__What this task involves__
Print all entries word for word.
BEGIN Input for this task
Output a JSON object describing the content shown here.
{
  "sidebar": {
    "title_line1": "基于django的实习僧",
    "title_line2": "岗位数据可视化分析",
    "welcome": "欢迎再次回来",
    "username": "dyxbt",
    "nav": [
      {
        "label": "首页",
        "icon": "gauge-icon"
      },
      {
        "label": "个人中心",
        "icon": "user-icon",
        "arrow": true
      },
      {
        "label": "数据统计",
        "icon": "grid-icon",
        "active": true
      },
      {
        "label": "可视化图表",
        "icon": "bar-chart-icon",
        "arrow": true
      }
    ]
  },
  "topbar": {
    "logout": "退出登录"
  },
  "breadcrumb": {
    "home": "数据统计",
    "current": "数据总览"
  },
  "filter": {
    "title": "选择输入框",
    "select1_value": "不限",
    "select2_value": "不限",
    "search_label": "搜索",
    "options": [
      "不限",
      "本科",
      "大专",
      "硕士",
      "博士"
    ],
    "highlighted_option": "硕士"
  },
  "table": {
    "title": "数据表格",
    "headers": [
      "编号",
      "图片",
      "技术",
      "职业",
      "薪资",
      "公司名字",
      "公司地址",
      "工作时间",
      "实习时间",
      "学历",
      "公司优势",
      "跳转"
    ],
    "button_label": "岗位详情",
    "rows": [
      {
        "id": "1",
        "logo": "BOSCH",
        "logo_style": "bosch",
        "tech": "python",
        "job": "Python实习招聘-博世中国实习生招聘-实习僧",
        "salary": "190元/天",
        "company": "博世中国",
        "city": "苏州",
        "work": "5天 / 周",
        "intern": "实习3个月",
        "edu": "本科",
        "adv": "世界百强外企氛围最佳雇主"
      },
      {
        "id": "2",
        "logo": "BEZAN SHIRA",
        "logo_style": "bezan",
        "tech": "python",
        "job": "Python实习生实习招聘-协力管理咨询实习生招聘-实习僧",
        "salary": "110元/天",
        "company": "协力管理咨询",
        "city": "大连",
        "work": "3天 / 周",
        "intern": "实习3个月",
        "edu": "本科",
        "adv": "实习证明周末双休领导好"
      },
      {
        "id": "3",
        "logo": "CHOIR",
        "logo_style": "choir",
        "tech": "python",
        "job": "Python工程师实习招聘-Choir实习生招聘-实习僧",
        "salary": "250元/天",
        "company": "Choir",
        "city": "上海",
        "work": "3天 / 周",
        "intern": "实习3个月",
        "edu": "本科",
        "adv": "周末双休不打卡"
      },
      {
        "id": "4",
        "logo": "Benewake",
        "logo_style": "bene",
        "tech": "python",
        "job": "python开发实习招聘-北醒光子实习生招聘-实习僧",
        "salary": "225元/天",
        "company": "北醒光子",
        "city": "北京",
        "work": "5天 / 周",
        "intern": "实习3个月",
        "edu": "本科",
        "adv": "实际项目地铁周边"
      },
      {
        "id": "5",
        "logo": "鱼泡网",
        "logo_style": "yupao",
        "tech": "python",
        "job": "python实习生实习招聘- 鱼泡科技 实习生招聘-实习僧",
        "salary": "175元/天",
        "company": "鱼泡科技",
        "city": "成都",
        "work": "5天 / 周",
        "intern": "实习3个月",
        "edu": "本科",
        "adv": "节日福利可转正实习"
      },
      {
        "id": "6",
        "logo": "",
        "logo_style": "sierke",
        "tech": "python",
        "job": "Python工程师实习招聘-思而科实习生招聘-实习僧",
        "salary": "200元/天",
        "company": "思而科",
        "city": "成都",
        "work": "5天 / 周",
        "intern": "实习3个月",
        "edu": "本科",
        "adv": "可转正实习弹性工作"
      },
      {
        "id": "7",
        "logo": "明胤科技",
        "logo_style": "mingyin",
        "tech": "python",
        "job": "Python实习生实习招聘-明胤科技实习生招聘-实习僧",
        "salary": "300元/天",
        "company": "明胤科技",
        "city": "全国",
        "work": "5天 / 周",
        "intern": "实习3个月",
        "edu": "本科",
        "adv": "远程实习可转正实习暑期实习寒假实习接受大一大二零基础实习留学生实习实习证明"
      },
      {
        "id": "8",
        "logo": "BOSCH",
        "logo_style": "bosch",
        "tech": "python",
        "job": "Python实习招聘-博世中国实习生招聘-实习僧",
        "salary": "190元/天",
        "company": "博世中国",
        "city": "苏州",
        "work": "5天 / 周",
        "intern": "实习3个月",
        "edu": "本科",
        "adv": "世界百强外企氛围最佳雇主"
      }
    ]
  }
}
END Input for this task
__Answer to the exercise__
Output a JSON object describing the content shown here.
{
  "sidebar": {
    "title_line1": "基于django的实习僧",
    "title_line2": "岗位数据可视化分析",
    "welcome": "欢迎再次回来",
    "username": "dyxbt",
    "nav": [
      {
        "label": "首页",
        "icon": "gauge-icon"
      },
      {
        "label": "个人中心",
        "icon": "user-icon",
        "arrow": true
      },
      {
        "label": "数据统计",
        "icon": "grid-icon",
        "active": true
      },
      {
        "label": "可视化图表",
        "icon": "bar-chart-icon",
        "arrow": true
      }
    ]
  },
  "topbar": {
    "logout": "退出登录"
  },
  "breadcrumb": {
    "home": "数据统计",
    "current": "数据总览"
  },
  "filter": {
    "title": "选择输入框",
    "select1_value": "不限",
    "select2_value": "不限",
    "search_label": "搜索",
    "options": [
      "不限",
      "本科",
      "大专",
      "硕士",
      "博士"
    ],
    "highlighted_option": "硕士"
  },
  "table": {
    "title": "数据表格",
    "headers": [
      "编号",
      "图片",
      "技术",
      "职业",
      "薪资",
      "公司名字",
      "公司地址",
      "工作时间",
      "实习时间",
      "学历",
      "公司优势",
      "跳转"
    ],
    "button_label": "岗位详情",
    "rows": [
      {
        "id": "1",
        "logo": "BOSCH",
        "logo_style": "bosch",
        "tech": "python",
        "job": "Python实习招聘-博世中国实习生招聘-实习僧",
        "salary": "190元/天",
        "company": "博世中国",
        "city": "苏州",
        "work": "5天 / 周",
        "intern": "实习3个月",
        "edu": "本科",
        "adv": "世界百强外企氛围最佳雇主"
      },
      {
        "id": "2",
        "logo": "BEZAN SHIRA",
        "logo_style": "bezan",
        "tech": "python",
        "job": "Python实习生实习招聘-协力管理咨询实习生招聘-实习僧",
        "salary": "110元/天",
        "company": "协力管理咨询",
        "city": "大连",
        "work": "3天 / 周",
        "intern": "实习3个月",
        "edu": "本科",
        "adv": "实习证明周末双休领导好"
      },
      {
        "id": "3",
        "logo": "CHOIR",
        "logo_style": "choir",
        "tech": "python",
        "job": "Python工程师实习招聘-Choir实习生招聘-实习僧",
        "salary": "250元/天",
        "company": "Choir",
        "city": "上海",
        "work": "3天 / 周",
        "intern": "实习3个月",
        "edu": "本科",
        "adv": "周末双休不打卡"
      },
      {
        "id": "4",
        "logo": "Benewake",
        "logo_style": "bene",
        "tech": "python",
        "job": "python开发实习招聘-北醒光子实习生招聘-实习僧",
        "salary": "225元/天",
        "company": "北醒光子",
        "city": "北京",
        "work": "5天 / 周",
        "intern": "实习3个月",
        "edu": "本科",
        "adv": "实际项目地铁周边"
      },
      {
        "id": "5",
        "logo": "鱼泡网",
        "logo_style": "yupao",
        "tech": "python",
        "job": "python实习生实习招聘- 鱼泡科技 实习生招聘-实习僧",
        "salary": "175元/天",
        "company": "鱼泡科技",
        "city": "成都",
        "work": "5天 / 周",
        "intern": "实习3个月",
        "edu": "本科",
        "adv": "节日福利可转正实习"
      },
      {
        "id": "6",
        "logo": "",
        "logo_style": "sierke",
        "tech": "python",
        "job": "Python工程师实习招聘-思而科实习生招聘-实习僧",
        "salary": "200元/天",
        "company": "思而科",
        "city": "成都",
        "work": "5天 / 周",
        "intern": "实习3个月",
        "edu": "本科",
        "adv": "可转正实习弹性工作"
      },
      {
        "id": "7",
        "logo": "明胤科技",
        "logo_style": "mingyin",
        "tech": "python",
        "job": "Python实习生实习招聘-明胤科技实习生招聘-实习僧",
        "salary": "300元/天",
        "company": "明胤科技",
        "city": "全国",
        "work": "5天 / 周",
        "intern": "实习3个月",
        "edu": "本科",
        "adv": "远程实习可转正实习暑期实习寒假实习接受大一大二零基础实习留学生实习实习证明"
      },
      {
        "id": "8",
        "logo": "BOSCH",
        "logo_style": "bosch",
        "tech": "python",
        "job": "Python实习招聘-博世中国实习生招聘-实习僧",
        "salary": "190元/天",
        "company": "博世中国",
        "city": "苏州",
        "work": "5天 / 周",
        "intern": "实习3个月",
        "edu": "本科",
        "adv": "世界百强外企氛围最佳雇主"
      }
    ]
  }
}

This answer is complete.